» What needs to be done:
Restate each line word for word. Leave out every picture.

···

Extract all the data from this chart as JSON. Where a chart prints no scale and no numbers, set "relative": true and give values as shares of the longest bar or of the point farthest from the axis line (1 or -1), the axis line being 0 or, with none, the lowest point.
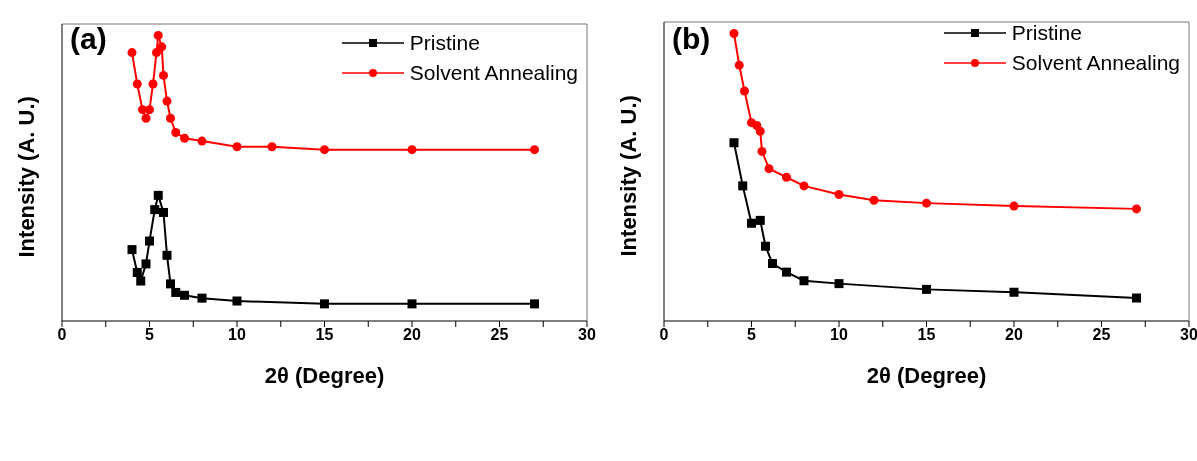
{
  "chart_data": [
    {
      "type": "line",
      "title": "(a)",
      "xlabel": "2θ (Degree)",
      "ylabel": "Intensity (A. U.)",
      "relative": true,
      "xlim": [
        0,
        30
      ],
      "xticks": [
        0,
        {
          "value": 2.5,
          "label": null
        },
        5,
        {
          "value": 7.5,
          "label": null
        },
        10,
        {
          "value": 12.5,
          "label": null
        },
        15,
        {
          "value": 17.5,
          "label": null
        },
        20,
        {
          "value": 22.5,
          "label": null
        },
        25,
        {
          "value": 27.5,
          "label": null
        },
        30
      ],
      "grid": false,
      "legend": "top right",
      "line_style": "solid",
      "series": [
        {
          "name": "Pristine",
          "color": "#000000",
          "marker": "square",
          "x": [
            4,
            4.3,
            4.5,
            4.8,
            5.0,
            5.3,
            5.5,
            5.8,
            6.0,
            6.2,
            6.5,
            7,
            8,
            10,
            15,
            20,
            27
          ],
          "values": [
            0.25,
            0.17,
            0.14,
            0.2,
            0.28,
            0.39,
            0.44,
            0.38,
            0.23,
            0.13,
            0.1,
            0.09,
            0.08,
            0.07,
            0.06,
            0.06,
            0.06
          ]
        },
        {
          "name": "Solvent Annealing",
          "color": "#ff0000",
          "marker": "circle",
          "x": [
            4,
            4.3,
            4.6,
            4.8,
            5.0,
            5.2,
            5.4,
            5.5,
            5.7,
            5.8,
            6.0,
            6.2,
            6.5,
            7,
            8,
            10,
            12,
            15,
            20,
            27
          ],
          "values": [
            0.94,
            0.83,
            0.74,
            0.71,
            0.74,
            0.83,
            0.94,
            1.0,
            0.96,
            0.86,
            0.77,
            0.71,
            0.66,
            0.64,
            0.63,
            0.61,
            0.61,
            0.6,
            0.6,
            0.6
          ]
        }
      ]
    },
    {
      "type": "line",
      "title": "(b)",
      "xlabel": "2θ (Degree)",
      "ylabel": "Intensity (A. U.)",
      "relative": true,
      "xlim": [
        0,
        30
      ],
      "xticks": [
        0,
        {
          "value": 2.5,
          "label": null
        },
        5,
        {
          "value": 7.5,
          "label": null
        },
        10,
        {
          "value": 12.5,
          "label": null
        },
        15,
        {
          "value": 17.5,
          "label": null
        },
        20,
        {
          "value": 22.5,
          "label": null
        },
        25,
        {
          "value": 27.5,
          "label": null
        },
        30
      ],
      "grid": false,
      "legend": "top right",
      "line_style": "solid",
      "series": [
        {
          "name": "Pristine",
          "color": "#000000",
          "marker": "square",
          "x": [
            4,
            4.5,
            5.0,
            5.5,
            5.8,
            6.2,
            7,
            8,
            10,
            15,
            20,
            27
          ],
          "values": [
            0.62,
            0.47,
            0.34,
            0.35,
            0.26,
            0.2,
            0.17,
            0.14,
            0.13,
            0.11,
            0.1,
            0.08
          ]
        },
        {
          "name": "Solvent Annealing",
          "color": "#ff0000",
          "marker": "circle",
          "x": [
            4,
            4.3,
            4.6,
            5.0,
            5.3,
            5.5,
            5.6,
            6,
            7,
            8,
            10,
            12,
            15,
            20,
            27
          ],
          "values": [
            1.0,
            0.89,
            0.8,
            0.69,
            0.68,
            0.66,
            0.59,
            0.53,
            0.5,
            0.47,
            0.44,
            0.42,
            0.41,
            0.4,
            0.39
          ]
        }
      ]
    }
  ]
}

···

» Reply:
Extract all the data from this chart as JSON. Where a chart prints no scale and no numbers, set "relative": true and give values as shares of the longest bar or of the point farthest from the axis line (1 or -1), the axis line being 0 or, with none, the lowest point.
{
  "chart_data": [
    {
      "type": "line",
      "title": "(a)",
      "xlabel": "2θ (Degree)",
      "ylabel": "Intensity (A. U.)",
      "relative": true,
      "xlim": [
        0,
        30
      ],
      "xticks": [
        0,
        {
          "value": 2.5,
          "label": null
        },
        5,
        {
          "value": 7.5,
          "label": null
        },
        10,
        {
          "value": 12.5,
          "label": null
        },
        15,
        {
          "value": 17.5,
          "label": null
        },
        20,
        {
          "value": 22.5,
          "label": null
        },
        25,
        {
          "value": 27.5,
          "label": null
        },
        30
      ],
      "grid": false,
      "legend": "top right",
      "line_style": "solid",
      "series": [
        {
          "name": "Pristine",
          "color": "#000000",
          "marker": "square",
          "x": [
            4,
            4.3,
            4.5,
            4.8,
            5.0,
            5.3,
            5.5,
            5.8,
            6.0,
            6.2,
            6.5,
            7,
            8,
            10,
            15,
            20,
            27
          ],
          "values": [
            0.25,
            0.17,
            0.14,
            0.2,
            0.28,
            0.39,
            0.44,
            0.38,
            0.23,
            0.13,
            0.1,
            0.09,
            0.08,
            0.07,
            0.06,
            0.06,
            0.06
          ]
        },
        {
          "name": "Solvent Annealing",
          "color": "#ff0000",
          "marker": "circle",
          "x": [
            4,
            4.3,
            4.6,
            4.8,
            5.0,
            5.2,
            5.4,
            5.5,
            5.7,
            5.8,
            6.0,
            6.2,
            6.5,
            7,
            8,
            10,
            12,
            15,
            20,
            27
          ],
          "values": [
            0.94,
            0.83,
            0.74,
            0.71,
            0.74,
            0.83,
            0.94,
            1.0,
            0.96,
            0.86,
            0.77,
            0.71,
            0.66,
            0.64,
            0.63,
            0.61,
            0.61,
            0.6,
            0.6,
            0.6
          ]
        }
      ]
    },
    {
      "type": "line",
      "title": "(b)",
      "xlabel": "2θ (Degree)",
      "ylabel": "Intensity (A. U.)",
      "relative": true,
      "xlim": [
        0,
        30
      ],
      "xticks": [
        0,
        {
          "value": 2.5,
          "label": null
        },
        5,
        {
          "value": 7.5,
          "label": null
        },
        10,
        {
          "value": 12.5,
          "label": null
        },
        15,
        {
          "value": 17.5,
          "label": null
        },
        20,
        {
          "value": 22.5,
          "label": null
        },
        25,
        {
          "value": 27.5,
          "label": null
        },
        30
      ],
      "grid": false,
      "legend": "top right",
      "line_style": "solid",
      "series": [
        {
          "name": "Pristine",
          "color": "#000000",
          "marker": "square",
          "x": [
            4,
            4.5,
            5.0,
            5.5,
            5.8,
            6.2,
            7,
            8,
            10,
            15,
            20,
            27
          ],
          "values": [
            0.62,
            0.47,
            0.34,
            0.35,
            0.26,
            0.2,
            0.17,
            0.14,
            0.13,
            0.11,
            0.1,
            0.08
          ]
        },
        {
          "name": "Solvent Annealing",
          "color": "#ff0000",
          "marker": "circle",
          "x": [
            4,
            4.3,
            4.6,
            5.0,
            5.3,
            5.5,
            5.6,
            6,
            7,
            8,
            10,
            12,
            15,
            20,
            27
          ],
          "values": [
            1.0,
            0.89,
            0.8,
            0.69,
            0.68,
            0.66,
            0.59,
            0.53,
            0.5,
            0.47,
            0.44,
            0.42,
            0.41,
            0.4,
            0.39
          ]
        }
      ]
    }
  ]
}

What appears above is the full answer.